— Start of SOURCE RECORDS —

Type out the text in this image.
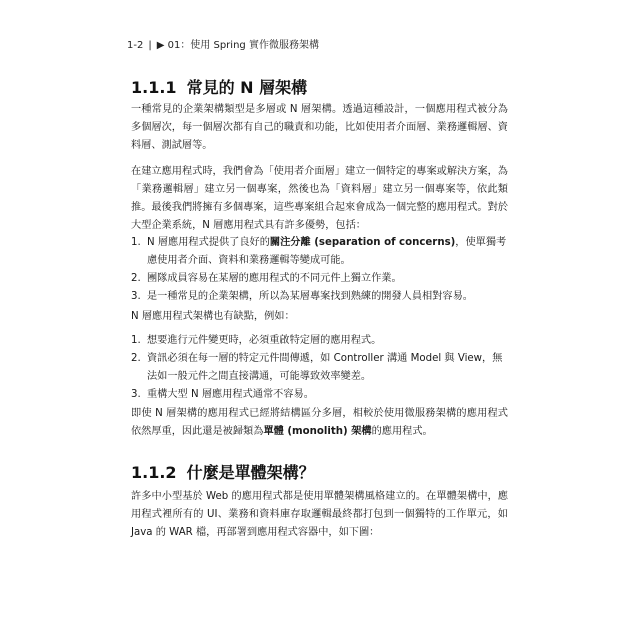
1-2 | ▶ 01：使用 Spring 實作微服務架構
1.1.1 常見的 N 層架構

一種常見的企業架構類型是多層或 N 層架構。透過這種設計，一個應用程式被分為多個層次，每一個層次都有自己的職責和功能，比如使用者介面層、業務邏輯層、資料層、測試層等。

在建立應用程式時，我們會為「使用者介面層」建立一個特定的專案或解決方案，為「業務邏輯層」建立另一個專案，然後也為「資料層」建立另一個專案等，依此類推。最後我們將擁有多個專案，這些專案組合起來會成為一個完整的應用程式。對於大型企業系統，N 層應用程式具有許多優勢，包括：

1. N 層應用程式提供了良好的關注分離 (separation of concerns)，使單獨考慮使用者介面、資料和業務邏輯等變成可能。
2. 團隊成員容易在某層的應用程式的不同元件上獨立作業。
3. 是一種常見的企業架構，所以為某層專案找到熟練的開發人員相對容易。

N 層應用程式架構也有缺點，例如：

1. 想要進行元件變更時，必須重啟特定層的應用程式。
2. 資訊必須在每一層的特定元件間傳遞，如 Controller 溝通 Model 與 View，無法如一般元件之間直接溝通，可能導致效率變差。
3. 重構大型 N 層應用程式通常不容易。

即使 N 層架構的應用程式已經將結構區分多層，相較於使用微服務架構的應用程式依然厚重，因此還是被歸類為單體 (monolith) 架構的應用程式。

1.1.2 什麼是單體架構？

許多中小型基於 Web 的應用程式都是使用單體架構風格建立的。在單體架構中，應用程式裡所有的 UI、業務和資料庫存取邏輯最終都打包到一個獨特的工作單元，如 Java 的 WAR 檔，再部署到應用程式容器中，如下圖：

— End of SOURCE RECORDS —
— Start of SOURCE RECORDS —

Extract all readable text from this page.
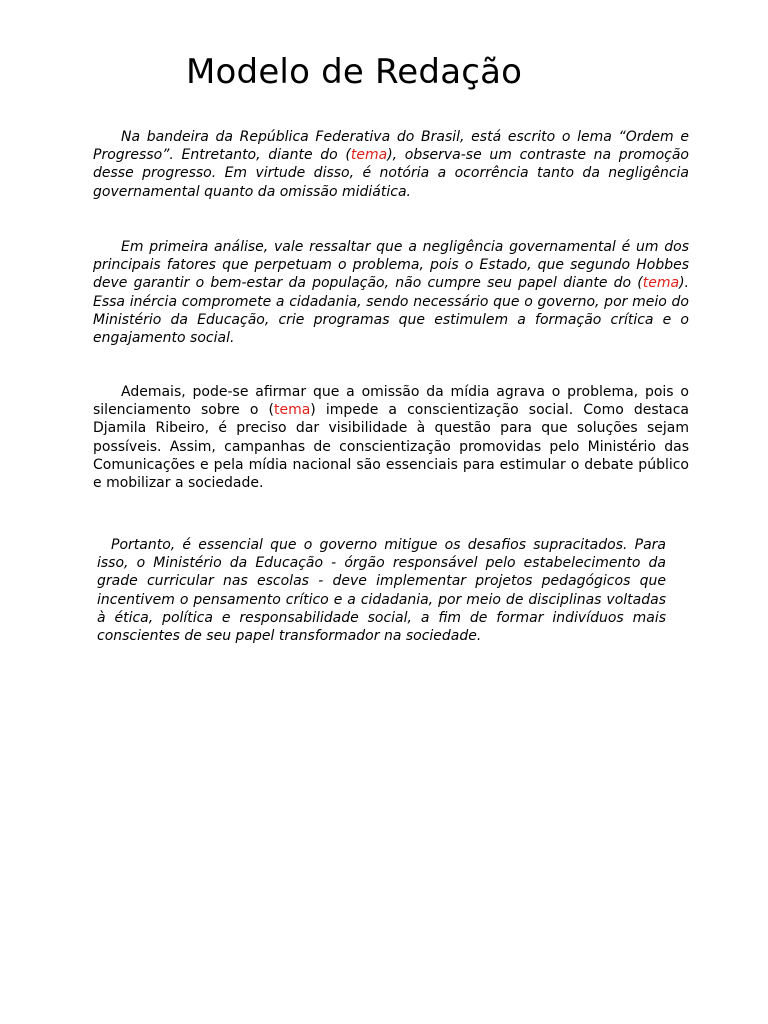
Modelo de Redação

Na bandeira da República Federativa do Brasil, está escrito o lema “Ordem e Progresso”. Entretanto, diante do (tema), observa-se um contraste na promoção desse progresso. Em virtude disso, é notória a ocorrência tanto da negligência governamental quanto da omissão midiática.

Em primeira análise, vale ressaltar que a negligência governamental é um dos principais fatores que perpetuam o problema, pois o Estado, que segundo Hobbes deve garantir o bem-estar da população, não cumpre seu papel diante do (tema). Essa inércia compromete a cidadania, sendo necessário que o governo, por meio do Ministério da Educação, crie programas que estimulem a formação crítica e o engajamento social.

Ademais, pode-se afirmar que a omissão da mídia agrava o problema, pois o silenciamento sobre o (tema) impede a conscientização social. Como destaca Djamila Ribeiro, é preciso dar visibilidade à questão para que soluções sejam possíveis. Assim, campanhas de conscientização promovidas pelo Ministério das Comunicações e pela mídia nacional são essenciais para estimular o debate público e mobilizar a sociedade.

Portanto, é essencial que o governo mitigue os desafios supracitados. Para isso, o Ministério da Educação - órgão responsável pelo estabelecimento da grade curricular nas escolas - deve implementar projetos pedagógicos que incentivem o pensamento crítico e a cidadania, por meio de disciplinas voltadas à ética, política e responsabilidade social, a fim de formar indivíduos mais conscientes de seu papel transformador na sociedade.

— End of SOURCE RECORDS —

In the lines above, locate the string "this". Copy every line where it occurs.

- _TASK RESULT_:
Type out the text in this image.
Extract all readable text from this page.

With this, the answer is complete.